Pull out every row below that contains the string "elements", matching case exactly.

[Layout coordinate data]
>> Start

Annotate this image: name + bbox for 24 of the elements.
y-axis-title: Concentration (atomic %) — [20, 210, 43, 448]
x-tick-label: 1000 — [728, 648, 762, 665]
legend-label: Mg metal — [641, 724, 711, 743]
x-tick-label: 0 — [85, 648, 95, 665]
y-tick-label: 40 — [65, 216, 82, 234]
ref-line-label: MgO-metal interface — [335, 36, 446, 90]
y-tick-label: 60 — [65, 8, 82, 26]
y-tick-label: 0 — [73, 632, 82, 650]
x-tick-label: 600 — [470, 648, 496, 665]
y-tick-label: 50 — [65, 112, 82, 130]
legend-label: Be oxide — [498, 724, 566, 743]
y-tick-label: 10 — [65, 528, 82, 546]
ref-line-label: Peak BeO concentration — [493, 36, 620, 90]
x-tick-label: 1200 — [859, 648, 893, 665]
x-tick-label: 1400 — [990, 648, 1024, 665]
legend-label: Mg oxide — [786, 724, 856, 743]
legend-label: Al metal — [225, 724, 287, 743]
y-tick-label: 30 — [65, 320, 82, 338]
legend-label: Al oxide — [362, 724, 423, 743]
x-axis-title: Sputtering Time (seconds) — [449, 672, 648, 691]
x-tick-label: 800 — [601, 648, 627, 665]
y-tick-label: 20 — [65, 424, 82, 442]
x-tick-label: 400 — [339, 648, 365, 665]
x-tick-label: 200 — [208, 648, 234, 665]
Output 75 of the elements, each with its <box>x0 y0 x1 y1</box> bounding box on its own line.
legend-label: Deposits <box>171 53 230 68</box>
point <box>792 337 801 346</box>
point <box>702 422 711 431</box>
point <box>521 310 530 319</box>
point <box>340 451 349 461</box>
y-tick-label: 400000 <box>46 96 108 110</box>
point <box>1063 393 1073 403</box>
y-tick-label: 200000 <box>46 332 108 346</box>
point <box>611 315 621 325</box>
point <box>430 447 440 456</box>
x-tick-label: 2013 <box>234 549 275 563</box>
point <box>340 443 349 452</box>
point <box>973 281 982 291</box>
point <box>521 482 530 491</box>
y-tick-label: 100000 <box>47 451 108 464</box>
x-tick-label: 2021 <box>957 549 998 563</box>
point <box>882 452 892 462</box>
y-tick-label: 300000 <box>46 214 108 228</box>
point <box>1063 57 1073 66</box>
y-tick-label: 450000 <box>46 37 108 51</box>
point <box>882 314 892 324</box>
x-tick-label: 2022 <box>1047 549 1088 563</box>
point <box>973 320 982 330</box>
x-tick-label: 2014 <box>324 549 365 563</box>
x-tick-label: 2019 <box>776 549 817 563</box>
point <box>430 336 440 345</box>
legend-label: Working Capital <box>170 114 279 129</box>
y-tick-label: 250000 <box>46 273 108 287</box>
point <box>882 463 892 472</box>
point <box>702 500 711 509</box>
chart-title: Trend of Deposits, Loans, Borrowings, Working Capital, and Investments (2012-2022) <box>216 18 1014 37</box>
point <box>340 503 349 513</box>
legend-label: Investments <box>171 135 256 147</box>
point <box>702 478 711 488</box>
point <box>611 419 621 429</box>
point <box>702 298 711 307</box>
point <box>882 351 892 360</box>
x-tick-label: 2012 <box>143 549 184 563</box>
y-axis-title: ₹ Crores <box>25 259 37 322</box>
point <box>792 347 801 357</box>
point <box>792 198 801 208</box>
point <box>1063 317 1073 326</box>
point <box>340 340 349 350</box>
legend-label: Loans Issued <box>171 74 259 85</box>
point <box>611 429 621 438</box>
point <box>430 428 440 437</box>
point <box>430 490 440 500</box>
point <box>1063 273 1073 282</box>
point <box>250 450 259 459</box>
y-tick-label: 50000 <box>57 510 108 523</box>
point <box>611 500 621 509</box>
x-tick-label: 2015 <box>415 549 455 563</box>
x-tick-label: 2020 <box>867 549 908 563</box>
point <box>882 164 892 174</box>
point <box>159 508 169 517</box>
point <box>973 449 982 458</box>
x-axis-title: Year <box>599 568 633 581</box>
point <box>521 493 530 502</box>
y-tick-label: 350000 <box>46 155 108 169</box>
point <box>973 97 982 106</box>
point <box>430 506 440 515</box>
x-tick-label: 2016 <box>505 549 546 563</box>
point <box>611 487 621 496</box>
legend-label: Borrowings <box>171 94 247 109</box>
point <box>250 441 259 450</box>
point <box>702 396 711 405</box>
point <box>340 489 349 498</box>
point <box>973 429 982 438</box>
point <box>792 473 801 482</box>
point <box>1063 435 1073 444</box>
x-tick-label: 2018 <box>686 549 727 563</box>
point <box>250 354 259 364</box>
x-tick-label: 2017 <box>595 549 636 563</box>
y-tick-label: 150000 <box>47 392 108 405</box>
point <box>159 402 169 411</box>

>> End

- **FULL OUTPUT**
Annotate this image: name + bbox for 24 of the elements.
Output 75 of the elements, each with its <box>x0 y0 x1 y1</box> bounding box on its own line.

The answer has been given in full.